* _Record excerpts_:
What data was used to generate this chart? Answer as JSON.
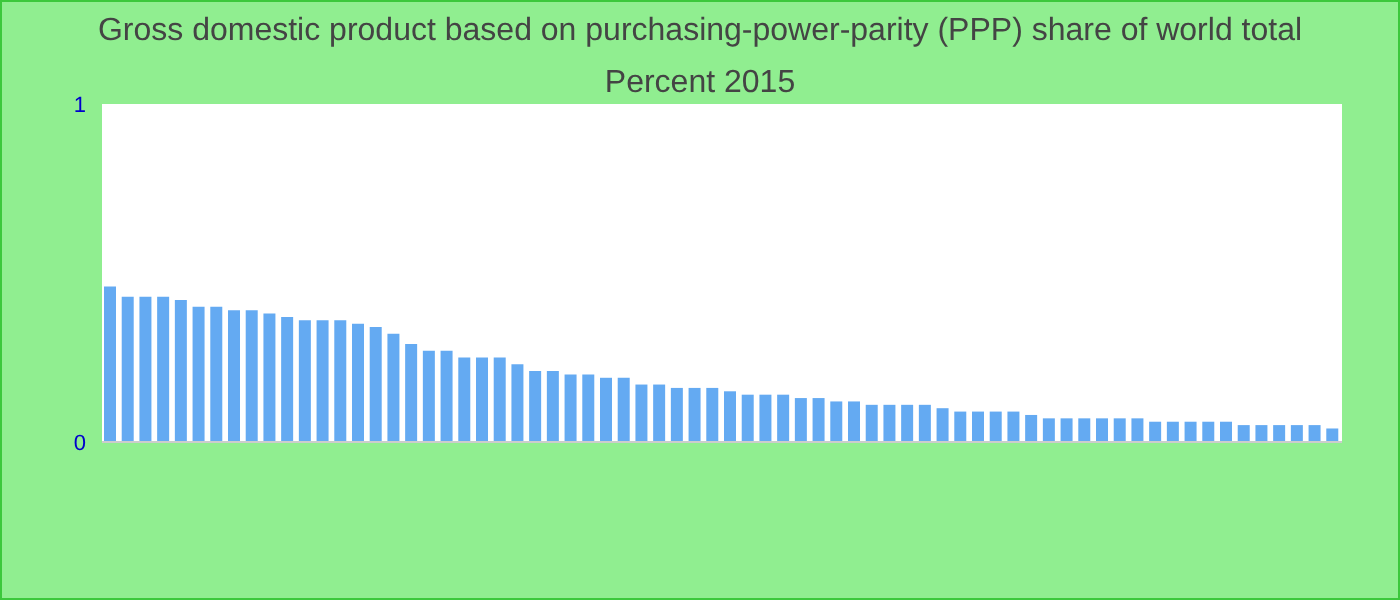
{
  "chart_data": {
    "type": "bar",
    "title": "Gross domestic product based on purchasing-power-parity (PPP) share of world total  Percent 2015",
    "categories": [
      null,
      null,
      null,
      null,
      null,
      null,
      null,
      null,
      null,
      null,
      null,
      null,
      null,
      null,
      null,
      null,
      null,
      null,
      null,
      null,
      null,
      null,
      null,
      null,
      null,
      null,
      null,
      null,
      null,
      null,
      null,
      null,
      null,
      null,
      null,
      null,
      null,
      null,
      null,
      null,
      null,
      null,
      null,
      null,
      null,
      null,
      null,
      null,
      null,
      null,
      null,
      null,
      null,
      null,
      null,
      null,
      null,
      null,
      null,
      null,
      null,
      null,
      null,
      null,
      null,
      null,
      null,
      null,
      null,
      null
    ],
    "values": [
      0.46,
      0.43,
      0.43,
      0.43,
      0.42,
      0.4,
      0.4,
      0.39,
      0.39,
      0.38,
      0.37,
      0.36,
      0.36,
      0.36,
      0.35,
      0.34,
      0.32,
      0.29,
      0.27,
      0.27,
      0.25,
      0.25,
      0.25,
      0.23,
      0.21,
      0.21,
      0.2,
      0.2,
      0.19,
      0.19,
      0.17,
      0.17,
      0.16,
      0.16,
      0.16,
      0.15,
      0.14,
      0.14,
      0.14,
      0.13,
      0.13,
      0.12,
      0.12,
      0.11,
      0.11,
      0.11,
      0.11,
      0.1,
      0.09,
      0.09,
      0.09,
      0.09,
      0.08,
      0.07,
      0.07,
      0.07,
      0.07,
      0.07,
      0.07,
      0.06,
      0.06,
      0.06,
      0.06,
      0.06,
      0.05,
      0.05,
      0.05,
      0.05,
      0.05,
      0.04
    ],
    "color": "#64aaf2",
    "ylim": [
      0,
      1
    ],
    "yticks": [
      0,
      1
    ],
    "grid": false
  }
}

* * *

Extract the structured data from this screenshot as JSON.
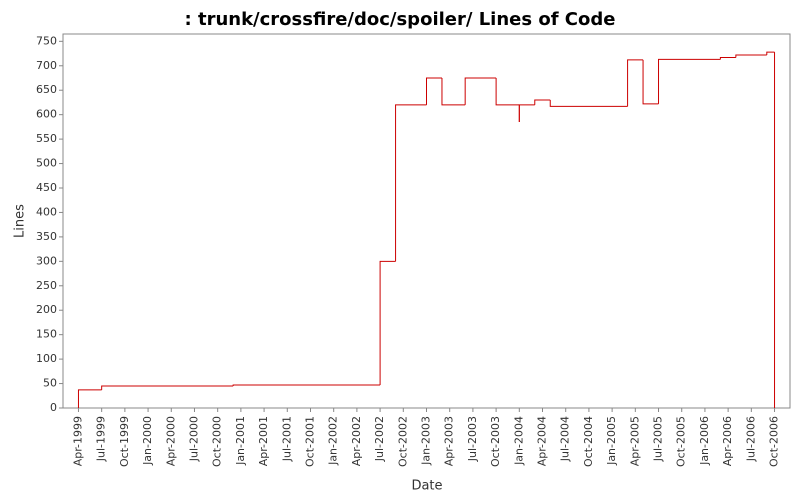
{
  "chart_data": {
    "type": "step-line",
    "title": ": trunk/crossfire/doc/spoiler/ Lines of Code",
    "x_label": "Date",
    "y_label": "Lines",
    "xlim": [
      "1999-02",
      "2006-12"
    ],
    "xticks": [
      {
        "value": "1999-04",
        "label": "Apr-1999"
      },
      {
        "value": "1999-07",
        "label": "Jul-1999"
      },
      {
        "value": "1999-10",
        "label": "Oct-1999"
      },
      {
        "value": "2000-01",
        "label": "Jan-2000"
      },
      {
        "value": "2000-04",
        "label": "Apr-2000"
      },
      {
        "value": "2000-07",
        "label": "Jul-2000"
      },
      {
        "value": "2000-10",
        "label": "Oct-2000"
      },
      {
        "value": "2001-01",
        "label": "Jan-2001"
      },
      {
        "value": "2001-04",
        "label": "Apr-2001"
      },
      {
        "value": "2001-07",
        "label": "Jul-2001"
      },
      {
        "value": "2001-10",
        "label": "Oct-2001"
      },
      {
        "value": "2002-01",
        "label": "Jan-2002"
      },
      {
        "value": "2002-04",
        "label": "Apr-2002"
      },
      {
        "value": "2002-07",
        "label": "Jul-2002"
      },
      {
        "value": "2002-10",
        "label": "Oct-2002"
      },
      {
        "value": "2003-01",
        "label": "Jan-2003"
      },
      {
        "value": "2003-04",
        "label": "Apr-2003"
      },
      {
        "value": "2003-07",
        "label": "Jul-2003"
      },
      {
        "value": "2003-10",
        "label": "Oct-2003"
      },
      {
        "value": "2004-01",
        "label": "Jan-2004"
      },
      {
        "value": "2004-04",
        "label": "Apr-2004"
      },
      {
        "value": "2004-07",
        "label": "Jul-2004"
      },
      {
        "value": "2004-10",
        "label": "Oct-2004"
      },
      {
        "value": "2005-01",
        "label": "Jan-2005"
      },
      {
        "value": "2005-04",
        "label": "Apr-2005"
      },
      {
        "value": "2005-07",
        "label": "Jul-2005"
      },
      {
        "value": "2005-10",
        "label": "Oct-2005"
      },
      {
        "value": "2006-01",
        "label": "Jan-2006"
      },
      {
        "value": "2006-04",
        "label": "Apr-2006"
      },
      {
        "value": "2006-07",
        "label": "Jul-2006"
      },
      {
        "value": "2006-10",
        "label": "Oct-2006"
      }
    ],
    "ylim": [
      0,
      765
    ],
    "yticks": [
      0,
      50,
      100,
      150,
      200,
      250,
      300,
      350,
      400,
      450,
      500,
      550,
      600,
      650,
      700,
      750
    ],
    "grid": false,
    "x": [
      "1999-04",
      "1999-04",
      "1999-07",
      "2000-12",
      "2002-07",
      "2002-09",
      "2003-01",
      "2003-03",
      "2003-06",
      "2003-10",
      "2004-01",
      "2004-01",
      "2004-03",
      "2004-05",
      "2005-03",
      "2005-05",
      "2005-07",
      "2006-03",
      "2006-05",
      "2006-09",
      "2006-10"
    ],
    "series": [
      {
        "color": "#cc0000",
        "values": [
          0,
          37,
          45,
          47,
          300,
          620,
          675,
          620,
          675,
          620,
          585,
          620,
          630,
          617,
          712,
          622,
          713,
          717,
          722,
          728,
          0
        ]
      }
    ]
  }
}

* _Job_: Copy all the lines above that hold the string "title".

* _Exercise answer_:
    "title": "Gross domestic product based on purchasing-power-parity (PPP) share of world total  Percent 2015",
    "title": ": trunk/crossfire/doc/spoiler/ Lines of Code",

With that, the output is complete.